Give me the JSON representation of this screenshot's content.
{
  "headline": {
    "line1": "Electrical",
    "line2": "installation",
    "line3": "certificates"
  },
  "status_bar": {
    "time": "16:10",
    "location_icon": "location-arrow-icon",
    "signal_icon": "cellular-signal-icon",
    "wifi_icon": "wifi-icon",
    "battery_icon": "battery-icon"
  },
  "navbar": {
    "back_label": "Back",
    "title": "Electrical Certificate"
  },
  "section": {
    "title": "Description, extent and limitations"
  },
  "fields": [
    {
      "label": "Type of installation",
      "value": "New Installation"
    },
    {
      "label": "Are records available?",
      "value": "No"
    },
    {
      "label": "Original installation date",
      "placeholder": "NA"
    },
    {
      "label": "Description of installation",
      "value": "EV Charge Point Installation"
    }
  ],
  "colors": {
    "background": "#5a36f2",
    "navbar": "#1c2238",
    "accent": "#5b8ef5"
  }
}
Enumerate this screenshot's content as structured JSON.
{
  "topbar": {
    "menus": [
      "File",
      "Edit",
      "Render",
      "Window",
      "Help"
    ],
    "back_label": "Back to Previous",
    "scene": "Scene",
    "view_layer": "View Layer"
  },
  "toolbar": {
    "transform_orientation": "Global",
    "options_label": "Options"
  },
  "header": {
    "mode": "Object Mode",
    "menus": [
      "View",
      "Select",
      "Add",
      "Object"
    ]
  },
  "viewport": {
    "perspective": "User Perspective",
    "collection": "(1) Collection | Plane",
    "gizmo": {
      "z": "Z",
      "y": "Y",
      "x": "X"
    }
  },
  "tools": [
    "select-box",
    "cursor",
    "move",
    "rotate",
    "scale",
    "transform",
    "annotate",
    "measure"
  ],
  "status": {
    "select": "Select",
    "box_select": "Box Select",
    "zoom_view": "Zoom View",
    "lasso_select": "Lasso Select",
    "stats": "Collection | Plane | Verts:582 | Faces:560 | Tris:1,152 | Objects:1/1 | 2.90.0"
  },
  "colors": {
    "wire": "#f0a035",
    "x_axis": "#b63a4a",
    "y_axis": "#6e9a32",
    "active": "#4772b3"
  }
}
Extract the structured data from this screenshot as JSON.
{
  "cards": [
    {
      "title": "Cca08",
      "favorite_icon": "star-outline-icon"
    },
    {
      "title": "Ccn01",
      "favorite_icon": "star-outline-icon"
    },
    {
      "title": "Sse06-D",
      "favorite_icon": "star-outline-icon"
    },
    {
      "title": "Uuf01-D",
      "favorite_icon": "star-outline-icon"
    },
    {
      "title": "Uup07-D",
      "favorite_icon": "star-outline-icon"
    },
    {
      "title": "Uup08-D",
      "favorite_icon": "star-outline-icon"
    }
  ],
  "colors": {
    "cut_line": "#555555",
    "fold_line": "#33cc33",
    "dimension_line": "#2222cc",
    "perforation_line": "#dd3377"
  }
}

- **Problem to work on**
In the records above, find the lines containing "value" and copy them.

- **Complete answer**
      "value": "New Installation"
      "value": "No"
      "value": "EV Charge Point Installation"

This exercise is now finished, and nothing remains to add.